What the exercise asks
Transcribe all the entries word for word, but omit the images.

##### Material provided #####

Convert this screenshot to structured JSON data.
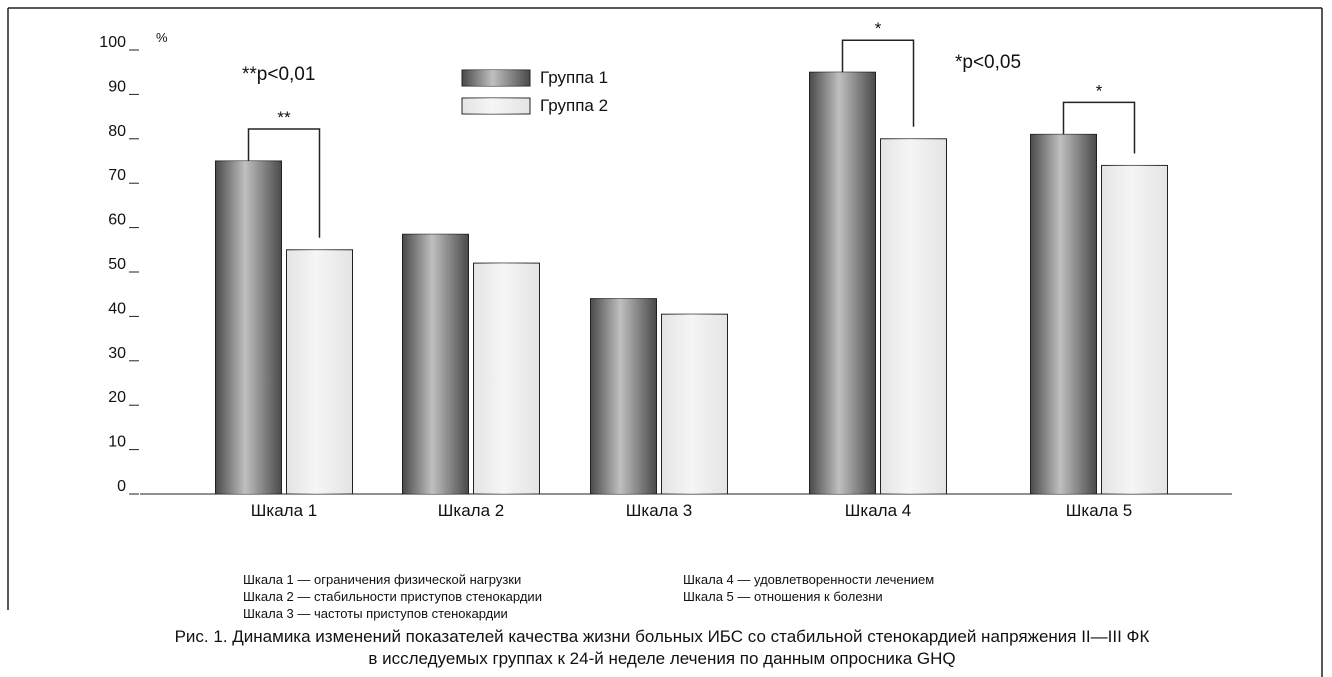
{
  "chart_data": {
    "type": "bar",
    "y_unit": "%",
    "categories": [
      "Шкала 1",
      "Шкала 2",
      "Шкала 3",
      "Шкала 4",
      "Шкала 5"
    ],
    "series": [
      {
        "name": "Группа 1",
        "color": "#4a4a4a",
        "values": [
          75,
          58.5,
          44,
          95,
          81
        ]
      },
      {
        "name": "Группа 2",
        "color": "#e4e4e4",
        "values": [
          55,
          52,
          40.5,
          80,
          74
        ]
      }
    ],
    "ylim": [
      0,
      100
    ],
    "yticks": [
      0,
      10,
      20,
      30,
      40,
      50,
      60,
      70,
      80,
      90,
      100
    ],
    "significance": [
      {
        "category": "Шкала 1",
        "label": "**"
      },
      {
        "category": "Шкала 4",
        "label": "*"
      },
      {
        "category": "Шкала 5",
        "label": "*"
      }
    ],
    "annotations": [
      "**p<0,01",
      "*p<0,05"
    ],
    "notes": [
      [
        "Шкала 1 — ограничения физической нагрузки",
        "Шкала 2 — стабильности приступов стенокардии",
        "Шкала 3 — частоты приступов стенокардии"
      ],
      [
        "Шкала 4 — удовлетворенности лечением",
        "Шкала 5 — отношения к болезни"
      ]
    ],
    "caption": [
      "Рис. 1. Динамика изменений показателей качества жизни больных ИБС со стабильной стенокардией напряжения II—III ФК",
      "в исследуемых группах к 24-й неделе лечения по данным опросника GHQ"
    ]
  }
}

#####

Exercise response
Convert this screenshot to structured JSON data.
{
  "chart_data": {
    "type": "bar",
    "y_unit": "%",
    "categories": [
      "Шкала 1",
      "Шкала 2",
      "Шкала 3",
      "Шкала 4",
      "Шкала 5"
    ],
    "series": [
      {
        "name": "Группа 1",
        "color": "#4a4a4a",
        "values": [
          75,
          58.5,
          44,
          95,
          81
        ]
      },
      {
        "name": "Группа 2",
        "color": "#e4e4e4",
        "values": [
          55,
          52,
          40.5,
          80,
          74
        ]
      }
    ],
    "ylim": [
      0,
      100
    ],
    "yticks": [
      0,
      10,
      20,
      30,
      40,
      50,
      60,
      70,
      80,
      90,
      100
    ],
    "significance": [
      {
        "category": "Шкала 1",
        "label": "**"
      },
      {
        "category": "Шкала 4",
        "label": "*"
      },
      {
        "category": "Шкала 5",
        "label": "*"
      }
    ],
    "annotations": [
      "**p<0,01",
      "*p<0,05"
    ],
    "notes": [
      [
        "Шкала 1 — ограничения физической нагрузки",
        "Шкала 2 — стабильности приступов стенокардии",
        "Шкала 3 — частоты приступов стенокардии"
      ],
      [
        "Шкала 4 — удовлетворенности лечением",
        "Шкала 5 — отношения к болезни"
      ]
    ],
    "caption": [
      "Рис. 1. Динамика изменений показателей качества жизни больных ИБС со стабильной стенокардией напряжения II—III ФК",
      "в исследуемых группах к 24-й неделе лечения по данным опросника GHQ"
    ]
  }
}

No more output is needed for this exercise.